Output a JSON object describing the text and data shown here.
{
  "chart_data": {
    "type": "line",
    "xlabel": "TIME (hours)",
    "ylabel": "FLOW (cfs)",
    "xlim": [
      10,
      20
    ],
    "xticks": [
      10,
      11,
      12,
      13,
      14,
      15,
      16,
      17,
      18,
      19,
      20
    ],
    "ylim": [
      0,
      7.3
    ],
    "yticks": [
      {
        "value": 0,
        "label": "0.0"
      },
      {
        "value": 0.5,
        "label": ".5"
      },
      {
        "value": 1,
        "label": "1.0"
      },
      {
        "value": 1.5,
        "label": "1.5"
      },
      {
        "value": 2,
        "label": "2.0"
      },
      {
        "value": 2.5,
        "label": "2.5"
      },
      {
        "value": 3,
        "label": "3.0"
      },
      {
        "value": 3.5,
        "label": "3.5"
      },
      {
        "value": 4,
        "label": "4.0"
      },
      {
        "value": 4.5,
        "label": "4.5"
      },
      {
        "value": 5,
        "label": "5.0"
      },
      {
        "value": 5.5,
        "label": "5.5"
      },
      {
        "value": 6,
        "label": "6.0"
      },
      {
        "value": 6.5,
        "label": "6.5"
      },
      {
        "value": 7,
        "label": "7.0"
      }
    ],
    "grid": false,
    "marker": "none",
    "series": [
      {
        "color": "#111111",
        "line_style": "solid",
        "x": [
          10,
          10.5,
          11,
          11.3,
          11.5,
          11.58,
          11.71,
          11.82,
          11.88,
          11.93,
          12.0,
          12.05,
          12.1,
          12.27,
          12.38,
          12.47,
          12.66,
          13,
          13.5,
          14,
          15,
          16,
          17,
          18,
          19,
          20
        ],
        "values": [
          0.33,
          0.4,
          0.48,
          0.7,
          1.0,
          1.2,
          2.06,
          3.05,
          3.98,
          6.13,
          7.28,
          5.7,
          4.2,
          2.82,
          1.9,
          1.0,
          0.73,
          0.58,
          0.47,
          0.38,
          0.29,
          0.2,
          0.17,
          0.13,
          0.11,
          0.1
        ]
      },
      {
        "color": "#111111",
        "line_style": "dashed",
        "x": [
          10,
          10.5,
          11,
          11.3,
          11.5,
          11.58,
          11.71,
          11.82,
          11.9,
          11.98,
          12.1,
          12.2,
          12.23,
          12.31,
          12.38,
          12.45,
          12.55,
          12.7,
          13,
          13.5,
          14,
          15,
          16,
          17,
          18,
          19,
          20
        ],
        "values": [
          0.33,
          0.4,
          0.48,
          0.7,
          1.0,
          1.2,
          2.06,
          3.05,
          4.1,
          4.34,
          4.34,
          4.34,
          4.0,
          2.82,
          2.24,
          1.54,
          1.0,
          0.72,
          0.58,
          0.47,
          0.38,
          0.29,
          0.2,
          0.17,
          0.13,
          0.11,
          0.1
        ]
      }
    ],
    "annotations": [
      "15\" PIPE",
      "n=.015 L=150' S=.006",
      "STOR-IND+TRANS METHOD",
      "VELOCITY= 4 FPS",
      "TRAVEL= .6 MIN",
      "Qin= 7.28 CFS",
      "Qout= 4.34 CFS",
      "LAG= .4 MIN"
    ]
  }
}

______

Short problem: Reproduce each line verbatim.

Answer to the problem:
Output a JSON object describing the text and data shown here.
{
  "chart_data": {
    "type": "line",
    "xlabel": "TIME (hours)",
    "ylabel": "FLOW (cfs)",
    "xlim": [
      10,
      20
    ],
    "xticks": [
      10,
      11,
      12,
      13,
      14,
      15,
      16,
      17,
      18,
      19,
      20
    ],
    "ylim": [
      0,
      7.3
    ],
    "yticks": [
      {
        "value": 0,
        "label": "0.0"
      },
      {
        "value": 0.5,
        "label": ".5"
      },
      {
        "value": 1,
        "label": "1.0"
      },
      {
        "value": 1.5,
        "label": "1.5"
      },
      {
        "value": 2,
        "label": "2.0"
      },
      {
        "value": 2.5,
        "label": "2.5"
      },
      {
        "value": 3,
        "label": "3.0"
      },
      {
        "value": 3.5,
        "label": "3.5"
      },
      {
        "value": 4,
        "label": "4.0"
      },
      {
        "value": 4.5,
        "label": "4.5"
      },
      {
        "value": 5,
        "label": "5.0"
      },
      {
        "value": 5.5,
        "label": "5.5"
      },
      {
        "value": 6,
        "label": "6.0"
      },
      {
        "value": 6.5,
        "label": "6.5"
      },
      {
        "value": 7,
        "label": "7.0"
      }
    ],
    "grid": false,
    "marker": "none",
    "series": [
      {
        "color": "#111111",
        "line_style": "solid",
        "x": [
          10,
          10.5,
          11,
          11.3,
          11.5,
          11.58,
          11.71,
          11.82,
          11.88,
          11.93,
          12.0,
          12.05,
          12.1,
          12.27,
          12.38,
          12.47,
          12.66,
          13,
          13.5,
          14,
          15,
          16,
          17,
          18,
          19,
          20
        ],
        "values": [
          0.33,
          0.4,
          0.48,
          0.7,
          1.0,
          1.2,
          2.06,
          3.05,
          3.98,
          6.13,
          7.28,
          5.7,
          4.2,
          2.82,
          1.9,
          1.0,
          0.73,
          0.58,
          0.47,
          0.38,
          0.29,
          0.2,
          0.17,
          0.13,
          0.11,
          0.1
        ]
      },
      {
        "color": "#111111",
        "line_style": "dashed",
        "x": [
          10,
          10.5,
          11,
          11.3,
          11.5,
          11.58,
          11.71,
          11.82,
          11.9,
          11.98,
          12.1,
          12.2,
          12.23,
          12.31,
          12.38,
          12.45,
          12.55,
          12.7,
          13,
          13.5,
          14,
          15,
          16,
          17,
          18,
          19,
          20
        ],
        "values": [
          0.33,
          0.4,
          0.48,
          0.7,
          1.0,
          1.2,
          2.06,
          3.05,
          4.1,
          4.34,
          4.34,
          4.34,
          4.0,
          2.82,
          2.24,
          1.54,
          1.0,
          0.72,
          0.58,
          0.47,
          0.38,
          0.29,
          0.2,
          0.17,
          0.13,
          0.11,
          0.1
        ]
      }
    ],
    "annotations": [
      "15\" PIPE",
      "n=.015 L=150' S=.006",
      "STOR-IND+TRANS METHOD",
      "VELOCITY= 4 FPS",
      "TRAVEL= .6 MIN",
      "Qin= 7.28 CFS",
      "Qout= 4.34 CFS",
      "LAG= .4 MIN"
    ]
  }
}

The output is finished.